Objective = Don't copy the pictures; return every other part of the records exactly.
— Begin Data provided —
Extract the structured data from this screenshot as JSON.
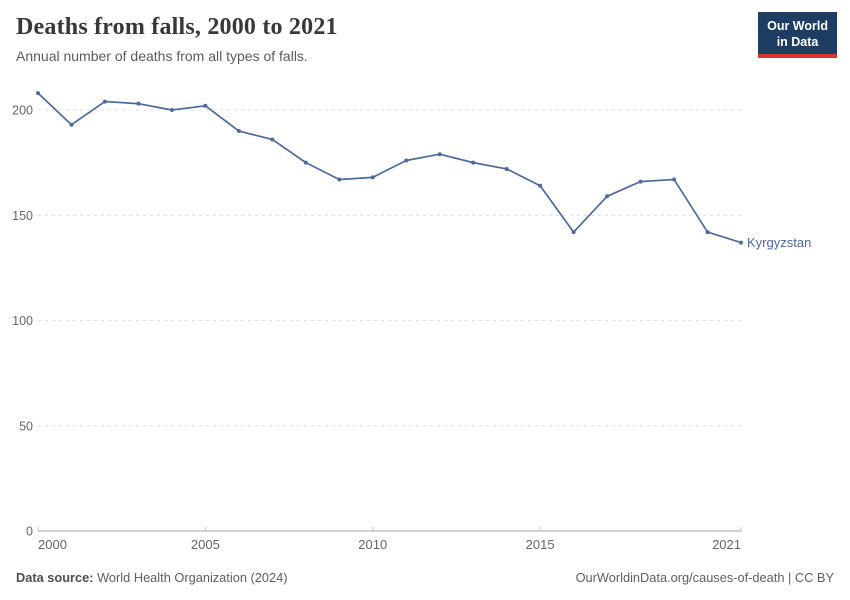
{
  "header": {
    "title": "Deaths from falls, 2000 to 2021",
    "subtitle": "Annual number of deaths from all types of falls.",
    "logo": {
      "line1": "Our World",
      "line2": "in Data"
    }
  },
  "footer": {
    "source_label": "Data source:",
    "source_value": " World Health Organization (2024)",
    "credit": "OurWorldinData.org/causes-of-death | CC BY"
  },
  "colors": {
    "accent": "#4C6A9C",
    "logo_bg": "#1d3d63",
    "logo_red": "#d8352e",
    "grid": "#dcdcdc",
    "axis": "#a3a3a3",
    "tick_label": "#666666"
  },
  "chart_data": {
    "type": "line",
    "title": "Deaths from falls, 2000 to 2021",
    "subtitle": "Annual number of deaths from all types of falls.",
    "xlabel": "",
    "ylabel": "",
    "x": [
      2000,
      2001,
      2002,
      2003,
      2004,
      2005,
      2006,
      2007,
      2008,
      2009,
      2010,
      2011,
      2012,
      2013,
      2014,
      2015,
      2016,
      2017,
      2018,
      2019,
      2020,
      2021
    ],
    "series": [
      {
        "name": "Kyrgyzstan",
        "color": "#4C6A9C",
        "values": [
          208,
          193,
          204,
          203,
          200,
          202,
          190,
          186,
          175,
          167,
          168,
          176,
          179,
          175,
          172,
          164,
          142,
          159,
          166,
          167,
          142,
          137
        ]
      }
    ],
    "xticks": [
      2000,
      2005,
      2010,
      2015,
      2021
    ],
    "yticks": [
      0,
      50,
      100,
      150,
      200
    ],
    "xlim": [
      2000,
      2021
    ],
    "ylim": [
      0,
      212
    ],
    "grid": "horizontal-dashed",
    "legend": "end-of-line label"
  }
}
— End Data provided —
Correct result =
Extract the structured data from this screenshot as JSON.
{
  "header": {
    "title": "Deaths from falls, 2000 to 2021",
    "subtitle": "Annual number of deaths from all types of falls.",
    "logo": {
      "line1": "Our World",
      "line2": "in Data"
    }
  },
  "footer": {
    "source_label": "Data source:",
    "source_value": " World Health Organization (2024)",
    "credit": "OurWorldinData.org/causes-of-death | CC BY"
  },
  "colors": {
    "accent": "#4C6A9C",
    "logo_bg": "#1d3d63",
    "logo_red": "#d8352e",
    "grid": "#dcdcdc",
    "axis": "#a3a3a3",
    "tick_label": "#666666"
  },
  "chart_data": {
    "type": "line",
    "title": "Deaths from falls, 2000 to 2021",
    "subtitle": "Annual number of deaths from all types of falls.",
    "xlabel": "",
    "ylabel": "",
    "x": [
      2000,
      2001,
      2002,
      2003,
      2004,
      2005,
      2006,
      2007,
      2008,
      2009,
      2010,
      2011,
      2012,
      2013,
      2014,
      2015,
      2016,
      2017,
      2018,
      2019,
      2020,
      2021
    ],
    "series": [
      {
        "name": "Kyrgyzstan",
        "color": "#4C6A9C",
        "values": [
          208,
          193,
          204,
          203,
          200,
          202,
          190,
          186,
          175,
          167,
          168,
          176,
          179,
          175,
          172,
          164,
          142,
          159,
          166,
          167,
          142,
          137
        ]
      }
    ],
    "xticks": [
      2000,
      2005,
      2010,
      2015,
      2021
    ],
    "yticks": [
      0,
      50,
      100,
      150,
      200
    ],
    "xlim": [
      2000,
      2021
    ],
    "ylim": [
      0,
      212
    ],
    "grid": "horizontal-dashed",
    "legend": "end-of-line label"
  }
}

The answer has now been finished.